→ **OBJECTIVE**: Compute the number of lines that include the string "polluted", then output that number and nothing else.

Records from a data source
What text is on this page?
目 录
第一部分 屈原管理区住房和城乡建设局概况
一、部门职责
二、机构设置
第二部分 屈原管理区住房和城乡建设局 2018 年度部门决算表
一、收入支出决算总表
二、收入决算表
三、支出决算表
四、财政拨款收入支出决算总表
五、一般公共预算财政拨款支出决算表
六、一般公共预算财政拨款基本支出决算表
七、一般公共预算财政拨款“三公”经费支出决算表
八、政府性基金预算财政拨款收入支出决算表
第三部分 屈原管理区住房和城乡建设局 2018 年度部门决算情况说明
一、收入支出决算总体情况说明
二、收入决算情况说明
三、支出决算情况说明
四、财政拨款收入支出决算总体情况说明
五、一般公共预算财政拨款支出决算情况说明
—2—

==

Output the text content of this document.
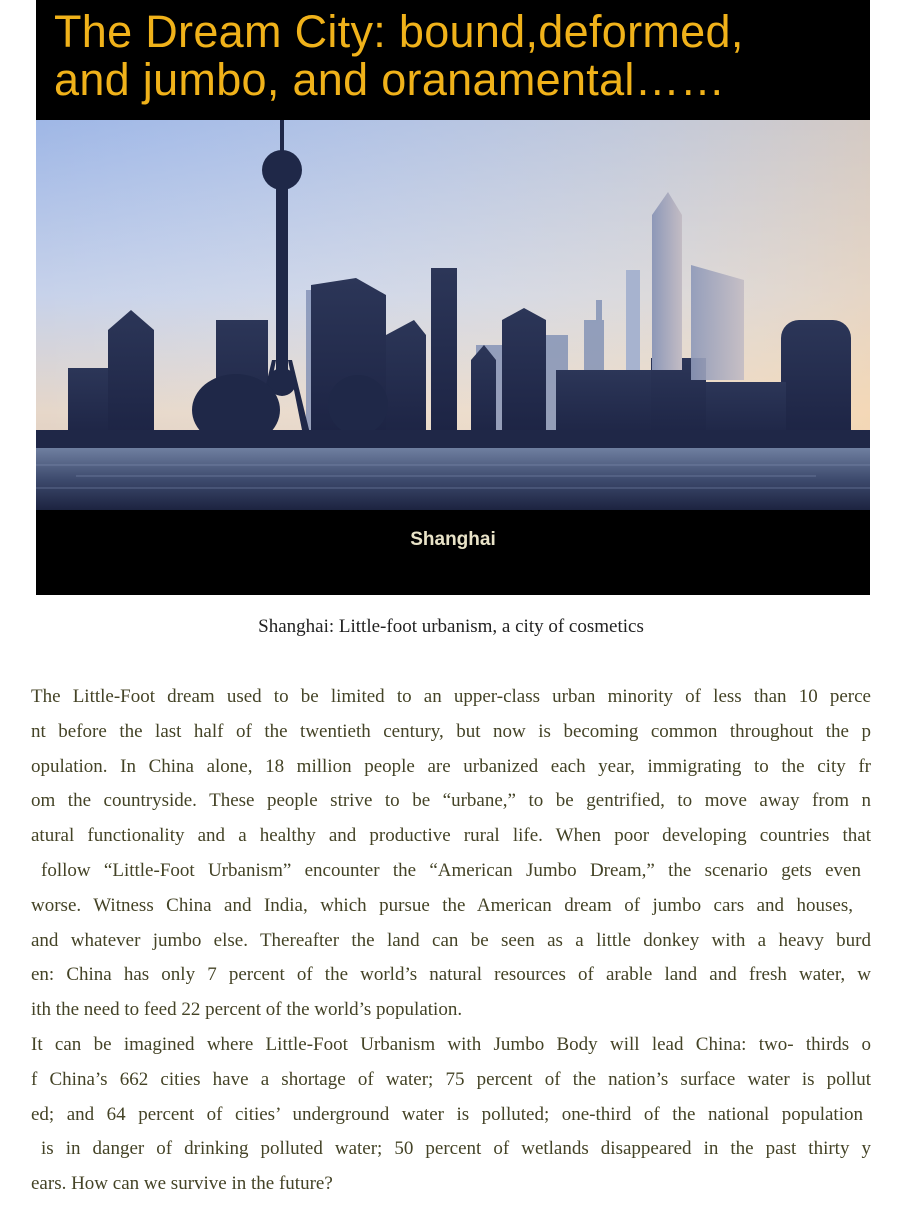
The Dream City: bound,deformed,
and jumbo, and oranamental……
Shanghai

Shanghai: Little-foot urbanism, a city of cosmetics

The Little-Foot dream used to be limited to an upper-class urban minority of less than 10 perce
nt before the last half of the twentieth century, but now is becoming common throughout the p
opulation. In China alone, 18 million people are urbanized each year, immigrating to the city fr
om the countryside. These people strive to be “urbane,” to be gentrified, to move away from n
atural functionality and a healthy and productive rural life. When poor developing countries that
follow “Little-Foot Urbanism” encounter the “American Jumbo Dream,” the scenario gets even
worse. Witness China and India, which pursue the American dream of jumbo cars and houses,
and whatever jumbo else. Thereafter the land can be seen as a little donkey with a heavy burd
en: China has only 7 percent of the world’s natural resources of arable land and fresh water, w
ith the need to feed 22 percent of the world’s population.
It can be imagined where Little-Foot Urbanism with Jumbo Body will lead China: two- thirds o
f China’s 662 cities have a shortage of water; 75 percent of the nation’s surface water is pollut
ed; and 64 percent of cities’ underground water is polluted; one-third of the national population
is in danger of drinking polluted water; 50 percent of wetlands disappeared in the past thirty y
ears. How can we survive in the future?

→ **ANSWER TO THIS EXERCISE**: 2